**WHAT YOU ARE ASKED TO DO**
For the listing below, give the number of lines in which "bovines" occurs. Add nothing.

**TASK INPUT**
++++++++++++++++++++

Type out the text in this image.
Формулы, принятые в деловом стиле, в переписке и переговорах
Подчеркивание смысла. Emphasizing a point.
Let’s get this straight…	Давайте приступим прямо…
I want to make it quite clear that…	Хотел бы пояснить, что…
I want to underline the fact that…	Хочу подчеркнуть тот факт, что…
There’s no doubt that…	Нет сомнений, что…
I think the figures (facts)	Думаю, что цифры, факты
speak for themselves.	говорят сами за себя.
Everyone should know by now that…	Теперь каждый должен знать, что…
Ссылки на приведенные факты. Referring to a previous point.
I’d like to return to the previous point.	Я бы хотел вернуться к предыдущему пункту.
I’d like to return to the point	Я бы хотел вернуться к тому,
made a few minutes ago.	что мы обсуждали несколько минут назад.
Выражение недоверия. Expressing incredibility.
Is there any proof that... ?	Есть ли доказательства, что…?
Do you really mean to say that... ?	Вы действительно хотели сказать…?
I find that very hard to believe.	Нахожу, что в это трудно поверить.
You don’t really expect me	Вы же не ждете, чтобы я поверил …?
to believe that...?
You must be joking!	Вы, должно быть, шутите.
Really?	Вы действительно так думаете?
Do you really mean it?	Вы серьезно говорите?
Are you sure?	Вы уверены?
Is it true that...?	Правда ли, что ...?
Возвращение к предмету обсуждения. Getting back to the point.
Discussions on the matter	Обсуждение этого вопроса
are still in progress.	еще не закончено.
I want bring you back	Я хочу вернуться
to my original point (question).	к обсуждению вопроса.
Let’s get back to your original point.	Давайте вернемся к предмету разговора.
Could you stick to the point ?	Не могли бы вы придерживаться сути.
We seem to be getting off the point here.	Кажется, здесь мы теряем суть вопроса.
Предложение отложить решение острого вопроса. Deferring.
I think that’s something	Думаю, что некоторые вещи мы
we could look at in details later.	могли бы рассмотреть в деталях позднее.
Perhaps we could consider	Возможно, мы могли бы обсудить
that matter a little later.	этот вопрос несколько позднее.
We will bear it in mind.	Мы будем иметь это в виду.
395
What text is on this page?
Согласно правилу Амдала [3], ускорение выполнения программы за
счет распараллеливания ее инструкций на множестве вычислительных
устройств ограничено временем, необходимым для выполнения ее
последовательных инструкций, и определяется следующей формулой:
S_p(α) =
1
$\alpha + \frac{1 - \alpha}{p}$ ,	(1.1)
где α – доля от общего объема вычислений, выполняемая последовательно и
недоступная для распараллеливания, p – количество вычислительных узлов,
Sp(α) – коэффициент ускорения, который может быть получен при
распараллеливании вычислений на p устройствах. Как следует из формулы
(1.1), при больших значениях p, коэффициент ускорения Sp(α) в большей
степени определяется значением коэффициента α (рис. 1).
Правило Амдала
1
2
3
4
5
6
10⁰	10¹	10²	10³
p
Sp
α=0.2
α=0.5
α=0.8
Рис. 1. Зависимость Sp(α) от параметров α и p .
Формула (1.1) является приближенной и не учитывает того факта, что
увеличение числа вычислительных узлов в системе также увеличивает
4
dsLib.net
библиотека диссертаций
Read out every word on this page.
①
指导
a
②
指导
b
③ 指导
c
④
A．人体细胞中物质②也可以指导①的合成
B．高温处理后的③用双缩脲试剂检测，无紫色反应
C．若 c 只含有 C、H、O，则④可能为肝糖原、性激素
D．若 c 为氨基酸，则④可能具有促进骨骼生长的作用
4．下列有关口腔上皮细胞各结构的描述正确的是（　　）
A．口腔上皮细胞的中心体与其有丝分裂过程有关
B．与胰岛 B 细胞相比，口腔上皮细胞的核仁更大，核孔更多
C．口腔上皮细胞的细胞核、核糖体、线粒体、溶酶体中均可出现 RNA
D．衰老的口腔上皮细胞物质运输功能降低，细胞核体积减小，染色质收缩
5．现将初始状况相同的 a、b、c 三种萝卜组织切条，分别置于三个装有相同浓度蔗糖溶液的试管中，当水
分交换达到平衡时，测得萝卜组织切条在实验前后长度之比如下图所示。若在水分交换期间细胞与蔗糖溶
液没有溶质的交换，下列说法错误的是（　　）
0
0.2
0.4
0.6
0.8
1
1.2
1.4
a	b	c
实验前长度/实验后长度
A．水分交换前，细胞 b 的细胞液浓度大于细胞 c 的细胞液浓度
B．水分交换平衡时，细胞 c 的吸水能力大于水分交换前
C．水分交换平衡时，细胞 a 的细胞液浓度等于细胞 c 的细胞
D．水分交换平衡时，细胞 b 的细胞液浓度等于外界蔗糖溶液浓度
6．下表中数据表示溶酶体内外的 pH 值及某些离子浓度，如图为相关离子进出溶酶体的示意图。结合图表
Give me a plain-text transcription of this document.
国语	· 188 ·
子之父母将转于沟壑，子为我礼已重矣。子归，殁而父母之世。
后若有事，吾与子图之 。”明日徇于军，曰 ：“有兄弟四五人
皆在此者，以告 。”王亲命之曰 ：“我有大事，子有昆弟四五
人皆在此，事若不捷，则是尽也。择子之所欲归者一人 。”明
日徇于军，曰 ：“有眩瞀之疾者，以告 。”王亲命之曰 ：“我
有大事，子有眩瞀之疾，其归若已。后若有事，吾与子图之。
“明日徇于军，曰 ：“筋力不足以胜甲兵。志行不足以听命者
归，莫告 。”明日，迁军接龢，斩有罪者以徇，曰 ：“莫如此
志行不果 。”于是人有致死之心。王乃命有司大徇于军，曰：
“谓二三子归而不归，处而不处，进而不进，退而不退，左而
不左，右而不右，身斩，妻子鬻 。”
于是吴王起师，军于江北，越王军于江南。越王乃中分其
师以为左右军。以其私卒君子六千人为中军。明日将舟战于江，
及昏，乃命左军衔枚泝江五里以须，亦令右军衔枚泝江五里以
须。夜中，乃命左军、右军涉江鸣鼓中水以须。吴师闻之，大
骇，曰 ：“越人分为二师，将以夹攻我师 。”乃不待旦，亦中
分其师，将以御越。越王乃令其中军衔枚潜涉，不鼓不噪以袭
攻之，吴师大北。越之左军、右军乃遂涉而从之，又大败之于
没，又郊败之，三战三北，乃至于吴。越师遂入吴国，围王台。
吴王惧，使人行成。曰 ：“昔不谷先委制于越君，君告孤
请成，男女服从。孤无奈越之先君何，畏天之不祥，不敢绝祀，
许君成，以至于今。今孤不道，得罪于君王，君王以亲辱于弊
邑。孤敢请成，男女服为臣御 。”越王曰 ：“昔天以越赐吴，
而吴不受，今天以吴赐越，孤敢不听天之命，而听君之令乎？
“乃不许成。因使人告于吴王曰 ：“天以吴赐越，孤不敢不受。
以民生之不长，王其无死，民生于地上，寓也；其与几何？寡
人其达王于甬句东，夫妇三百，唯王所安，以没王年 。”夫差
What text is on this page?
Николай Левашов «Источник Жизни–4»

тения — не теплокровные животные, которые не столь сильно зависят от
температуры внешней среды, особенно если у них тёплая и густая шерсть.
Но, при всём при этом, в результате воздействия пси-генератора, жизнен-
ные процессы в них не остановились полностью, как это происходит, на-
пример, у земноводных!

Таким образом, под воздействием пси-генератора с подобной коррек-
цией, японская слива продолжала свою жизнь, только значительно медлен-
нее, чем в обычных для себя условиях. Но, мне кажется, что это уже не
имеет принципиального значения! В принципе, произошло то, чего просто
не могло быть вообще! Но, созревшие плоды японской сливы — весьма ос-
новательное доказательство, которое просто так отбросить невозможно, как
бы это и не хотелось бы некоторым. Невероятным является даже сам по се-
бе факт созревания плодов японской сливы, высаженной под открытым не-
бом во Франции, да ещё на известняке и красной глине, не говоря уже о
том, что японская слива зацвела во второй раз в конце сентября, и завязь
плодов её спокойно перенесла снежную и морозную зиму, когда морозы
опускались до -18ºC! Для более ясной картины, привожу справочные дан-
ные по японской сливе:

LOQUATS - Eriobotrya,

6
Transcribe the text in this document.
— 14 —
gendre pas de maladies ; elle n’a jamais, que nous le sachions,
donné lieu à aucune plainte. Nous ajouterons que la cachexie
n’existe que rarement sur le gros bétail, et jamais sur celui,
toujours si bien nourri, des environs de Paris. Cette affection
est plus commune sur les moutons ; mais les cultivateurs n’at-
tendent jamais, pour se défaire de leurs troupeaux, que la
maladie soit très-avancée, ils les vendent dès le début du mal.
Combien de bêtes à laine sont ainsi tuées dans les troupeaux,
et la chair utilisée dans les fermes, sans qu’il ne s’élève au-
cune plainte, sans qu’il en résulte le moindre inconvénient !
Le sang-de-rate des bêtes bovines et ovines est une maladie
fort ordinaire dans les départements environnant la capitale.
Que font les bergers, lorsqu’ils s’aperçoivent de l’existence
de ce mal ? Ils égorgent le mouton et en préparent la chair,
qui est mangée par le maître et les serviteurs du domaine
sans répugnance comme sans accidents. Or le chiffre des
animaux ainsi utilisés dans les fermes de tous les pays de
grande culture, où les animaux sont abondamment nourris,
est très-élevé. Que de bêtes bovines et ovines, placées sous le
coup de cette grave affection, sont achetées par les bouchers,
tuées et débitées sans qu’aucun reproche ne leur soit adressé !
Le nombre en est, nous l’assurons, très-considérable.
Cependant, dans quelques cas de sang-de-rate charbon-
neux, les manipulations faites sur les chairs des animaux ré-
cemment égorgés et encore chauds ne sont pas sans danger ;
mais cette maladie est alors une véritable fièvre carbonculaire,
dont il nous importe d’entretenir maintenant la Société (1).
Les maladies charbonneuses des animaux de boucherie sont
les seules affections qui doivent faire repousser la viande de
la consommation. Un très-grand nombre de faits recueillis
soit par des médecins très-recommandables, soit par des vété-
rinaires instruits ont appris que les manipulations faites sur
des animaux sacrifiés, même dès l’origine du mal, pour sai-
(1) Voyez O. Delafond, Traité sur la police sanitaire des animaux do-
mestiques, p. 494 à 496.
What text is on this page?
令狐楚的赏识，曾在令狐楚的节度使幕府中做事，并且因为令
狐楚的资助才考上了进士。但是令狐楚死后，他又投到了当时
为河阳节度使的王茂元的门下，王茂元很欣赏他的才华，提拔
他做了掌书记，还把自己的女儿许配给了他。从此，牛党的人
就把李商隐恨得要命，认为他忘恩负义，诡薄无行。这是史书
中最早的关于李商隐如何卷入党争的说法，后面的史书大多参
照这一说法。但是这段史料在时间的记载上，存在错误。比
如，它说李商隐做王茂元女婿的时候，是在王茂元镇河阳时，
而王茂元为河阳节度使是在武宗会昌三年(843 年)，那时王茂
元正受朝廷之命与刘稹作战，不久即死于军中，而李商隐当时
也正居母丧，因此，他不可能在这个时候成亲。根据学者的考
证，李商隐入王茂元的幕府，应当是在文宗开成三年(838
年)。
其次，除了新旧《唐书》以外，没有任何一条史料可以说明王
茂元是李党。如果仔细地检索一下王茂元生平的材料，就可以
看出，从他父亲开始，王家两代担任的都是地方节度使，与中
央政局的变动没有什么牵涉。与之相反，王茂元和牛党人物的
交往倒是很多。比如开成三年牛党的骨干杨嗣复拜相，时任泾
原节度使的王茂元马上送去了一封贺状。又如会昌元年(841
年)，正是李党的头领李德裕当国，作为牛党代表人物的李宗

++++++++++++++++++++

**SOLUTION FOR THIS EXERCISE**
2